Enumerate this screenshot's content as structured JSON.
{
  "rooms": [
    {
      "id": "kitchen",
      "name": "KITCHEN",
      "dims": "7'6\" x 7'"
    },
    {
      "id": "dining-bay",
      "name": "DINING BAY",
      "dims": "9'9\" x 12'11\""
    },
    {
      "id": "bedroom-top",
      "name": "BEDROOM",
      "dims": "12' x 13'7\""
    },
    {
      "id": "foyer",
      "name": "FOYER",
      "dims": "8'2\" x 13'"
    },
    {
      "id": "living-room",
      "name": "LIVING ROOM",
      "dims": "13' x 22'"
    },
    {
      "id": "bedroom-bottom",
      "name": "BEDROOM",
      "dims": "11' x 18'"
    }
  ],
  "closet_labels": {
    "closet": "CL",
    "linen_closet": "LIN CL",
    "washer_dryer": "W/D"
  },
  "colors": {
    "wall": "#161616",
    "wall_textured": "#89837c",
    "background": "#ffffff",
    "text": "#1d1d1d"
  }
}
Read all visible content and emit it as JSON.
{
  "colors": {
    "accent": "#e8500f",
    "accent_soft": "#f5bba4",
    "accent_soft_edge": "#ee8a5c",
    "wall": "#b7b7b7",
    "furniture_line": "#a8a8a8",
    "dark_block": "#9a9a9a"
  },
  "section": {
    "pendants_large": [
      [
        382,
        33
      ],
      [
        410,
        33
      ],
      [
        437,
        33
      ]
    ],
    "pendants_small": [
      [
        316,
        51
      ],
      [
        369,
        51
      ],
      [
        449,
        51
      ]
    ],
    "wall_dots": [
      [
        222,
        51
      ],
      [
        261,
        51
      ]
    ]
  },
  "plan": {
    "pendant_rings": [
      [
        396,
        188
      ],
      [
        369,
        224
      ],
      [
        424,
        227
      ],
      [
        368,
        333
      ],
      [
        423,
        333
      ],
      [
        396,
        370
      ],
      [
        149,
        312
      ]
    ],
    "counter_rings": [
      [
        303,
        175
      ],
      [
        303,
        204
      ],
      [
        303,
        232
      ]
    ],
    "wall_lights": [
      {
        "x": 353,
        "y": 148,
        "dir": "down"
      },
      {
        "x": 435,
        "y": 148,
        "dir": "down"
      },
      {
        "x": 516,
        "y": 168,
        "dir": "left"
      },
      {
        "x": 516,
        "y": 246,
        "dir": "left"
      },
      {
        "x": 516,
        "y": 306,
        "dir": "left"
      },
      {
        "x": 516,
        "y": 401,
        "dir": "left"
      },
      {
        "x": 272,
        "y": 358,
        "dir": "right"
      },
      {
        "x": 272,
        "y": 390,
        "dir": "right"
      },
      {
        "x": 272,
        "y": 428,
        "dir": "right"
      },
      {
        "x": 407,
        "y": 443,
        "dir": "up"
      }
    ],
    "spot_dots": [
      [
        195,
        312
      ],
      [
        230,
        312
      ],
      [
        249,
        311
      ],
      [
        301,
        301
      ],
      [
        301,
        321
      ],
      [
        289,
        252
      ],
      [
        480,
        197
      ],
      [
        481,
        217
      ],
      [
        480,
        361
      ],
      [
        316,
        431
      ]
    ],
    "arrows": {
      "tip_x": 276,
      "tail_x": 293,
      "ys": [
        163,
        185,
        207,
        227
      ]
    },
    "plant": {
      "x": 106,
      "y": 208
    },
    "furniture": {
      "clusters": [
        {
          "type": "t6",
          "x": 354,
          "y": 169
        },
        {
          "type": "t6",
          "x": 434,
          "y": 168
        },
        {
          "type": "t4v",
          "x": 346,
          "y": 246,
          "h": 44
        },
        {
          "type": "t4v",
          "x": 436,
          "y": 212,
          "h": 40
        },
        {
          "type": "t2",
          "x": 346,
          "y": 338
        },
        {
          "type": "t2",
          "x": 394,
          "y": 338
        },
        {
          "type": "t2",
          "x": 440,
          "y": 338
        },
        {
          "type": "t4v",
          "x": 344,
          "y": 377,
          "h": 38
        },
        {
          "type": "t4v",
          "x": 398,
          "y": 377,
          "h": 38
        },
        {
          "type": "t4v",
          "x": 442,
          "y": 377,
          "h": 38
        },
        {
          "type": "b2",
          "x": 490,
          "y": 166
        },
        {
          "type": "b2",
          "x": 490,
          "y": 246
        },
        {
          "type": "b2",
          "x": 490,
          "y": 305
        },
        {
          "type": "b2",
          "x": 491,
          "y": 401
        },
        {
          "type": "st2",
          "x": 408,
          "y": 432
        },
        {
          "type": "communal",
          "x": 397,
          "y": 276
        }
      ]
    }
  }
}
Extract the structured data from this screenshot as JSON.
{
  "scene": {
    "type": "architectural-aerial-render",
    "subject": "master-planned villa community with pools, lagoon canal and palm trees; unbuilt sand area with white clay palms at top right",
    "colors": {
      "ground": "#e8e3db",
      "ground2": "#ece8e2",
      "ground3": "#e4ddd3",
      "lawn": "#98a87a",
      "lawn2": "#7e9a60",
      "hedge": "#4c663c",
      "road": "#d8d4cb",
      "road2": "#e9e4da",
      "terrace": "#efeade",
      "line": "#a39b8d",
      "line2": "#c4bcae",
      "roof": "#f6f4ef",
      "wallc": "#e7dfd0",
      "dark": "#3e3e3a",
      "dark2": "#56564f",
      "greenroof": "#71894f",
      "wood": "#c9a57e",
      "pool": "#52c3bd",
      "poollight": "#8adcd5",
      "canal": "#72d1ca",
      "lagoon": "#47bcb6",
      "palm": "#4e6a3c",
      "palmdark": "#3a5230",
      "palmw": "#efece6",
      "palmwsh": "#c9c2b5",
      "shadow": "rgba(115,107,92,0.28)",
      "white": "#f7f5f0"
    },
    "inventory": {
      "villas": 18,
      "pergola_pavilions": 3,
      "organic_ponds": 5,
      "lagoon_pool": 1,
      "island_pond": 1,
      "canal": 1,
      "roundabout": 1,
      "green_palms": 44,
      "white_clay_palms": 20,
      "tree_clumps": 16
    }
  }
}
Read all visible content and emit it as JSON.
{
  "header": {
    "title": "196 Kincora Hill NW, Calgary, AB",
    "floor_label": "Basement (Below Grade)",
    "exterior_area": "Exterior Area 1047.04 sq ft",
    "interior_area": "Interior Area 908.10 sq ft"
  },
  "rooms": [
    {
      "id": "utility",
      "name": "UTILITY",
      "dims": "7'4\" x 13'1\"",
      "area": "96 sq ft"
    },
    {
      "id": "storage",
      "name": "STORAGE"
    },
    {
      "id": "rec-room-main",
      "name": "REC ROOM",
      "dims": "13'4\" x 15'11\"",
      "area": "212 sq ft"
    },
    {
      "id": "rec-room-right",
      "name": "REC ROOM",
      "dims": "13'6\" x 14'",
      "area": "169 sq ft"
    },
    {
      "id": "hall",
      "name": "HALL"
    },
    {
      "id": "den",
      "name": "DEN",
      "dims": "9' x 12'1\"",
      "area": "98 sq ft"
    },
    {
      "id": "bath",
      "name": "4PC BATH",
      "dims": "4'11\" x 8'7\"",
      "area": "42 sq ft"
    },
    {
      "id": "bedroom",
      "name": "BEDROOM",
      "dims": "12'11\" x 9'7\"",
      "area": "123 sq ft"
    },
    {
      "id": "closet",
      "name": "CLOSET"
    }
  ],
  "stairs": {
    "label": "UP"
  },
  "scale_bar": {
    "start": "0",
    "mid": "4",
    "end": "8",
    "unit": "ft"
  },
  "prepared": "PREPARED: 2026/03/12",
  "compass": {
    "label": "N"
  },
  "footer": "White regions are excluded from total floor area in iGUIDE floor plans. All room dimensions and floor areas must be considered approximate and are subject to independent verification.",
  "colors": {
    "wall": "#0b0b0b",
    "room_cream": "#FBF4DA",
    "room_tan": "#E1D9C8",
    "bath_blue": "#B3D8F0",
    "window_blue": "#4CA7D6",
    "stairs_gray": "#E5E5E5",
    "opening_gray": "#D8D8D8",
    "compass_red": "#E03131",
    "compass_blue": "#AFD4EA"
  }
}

----

*WORK REQUIRED:* From the listing above, pick out each line where the word "JSON" appears.

*WRITTEN ANSWER:*
Enumerate this screenshot's content as structured JSON.
Read all visible content and emit it as JSON.
Extract the structured data from this screenshot as JSON.
Read all visible content and emit it as JSON.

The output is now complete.